→ **What you are asked to do**: Each entry that follows is to be retyped exactly. Pictures do not belong in the copy.

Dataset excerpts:
- - - - -

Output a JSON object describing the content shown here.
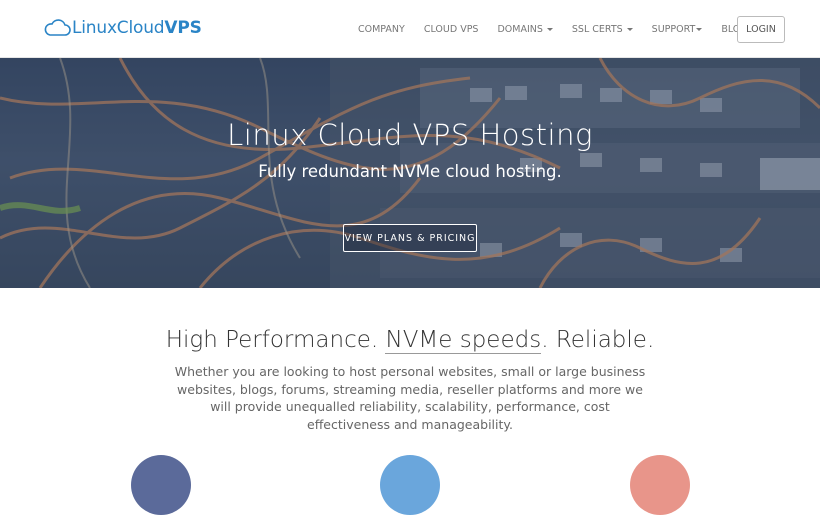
{
  "brand": {
    "name_light": "LinuxCloud",
    "name_bold": "VPS",
    "logo_icon": "cloud-icon"
  },
  "nav": {
    "items": [
      {
        "label": "Company",
        "dropdown": false
      },
      {
        "label": "Cloud VPS",
        "dropdown": false
      },
      {
        "label": "Domains",
        "dropdown": true
      },
      {
        "label": "SSL Certs",
        "dropdown": true
      },
      {
        "label": "Support",
        "dropdown": true
      },
      {
        "label": "Blog",
        "dropdown": false
      }
    ],
    "login_label": "Login"
  },
  "hero": {
    "title": "Linux Cloud VPS Hosting",
    "subtitle": "Fully redundant NVMe cloud hosting.",
    "cta_label": "View Plans & Pricing"
  },
  "features": {
    "title_before": "High Performance. ",
    "title_highlight": "NVMe speeds",
    "title_after": ". Reliable.",
    "body": "Whether you are looking to host personal websites, small or large business websites, blogs, forums, streaming media, reseller platforms and more we will provide unequalled reliability, scalability, performance, cost effectiveness and manageability."
  },
  "colors": {
    "brand_blue": "#2a84c6",
    "circle_1": "#5b6a9a",
    "circle_2": "#6aa6dc",
    "circle_3": "#e8958a"
  }
}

- - - - -

→ **Exercise solution**:
Output a JSON object describing the content shown here.
{
  "brand": {
    "name_light": "LinuxCloud",
    "name_bold": "VPS",
    "logo_icon": "cloud-icon"
  },
  "nav": {
    "items": [
      {
        "label": "Company",
        "dropdown": false
      },
      {
        "label": "Cloud VPS",
        "dropdown": false
      },
      {
        "label": "Domains",
        "dropdown": true
      },
      {
        "label": "SSL Certs",
        "dropdown": true
      },
      {
        "label": "Support",
        "dropdown": true
      },
      {
        "label": "Blog",
        "dropdown": false
      }
    ],
    "login_label": "Login"
  },
  "hero": {
    "title": "Linux Cloud VPS Hosting",
    "subtitle": "Fully redundant NVMe cloud hosting.",
    "cta_label": "View Plans & Pricing"
  },
  "features": {
    "title_before": "High Performance. ",
    "title_highlight": "NVMe speeds",
    "title_after": ". Reliable.",
    "body": "Whether you are looking to host personal websites, small or large business websites, blogs, forums, streaming media, reseller platforms and more we will provide unequalled reliability, scalability, performance, cost effectiveness and manageability."
  },
  "colors": {
    "brand_blue": "#2a84c6",
    "circle_1": "#5b6a9a",
    "circle_2": "#6aa6dc",
    "circle_3": "#e8958a"
  }
}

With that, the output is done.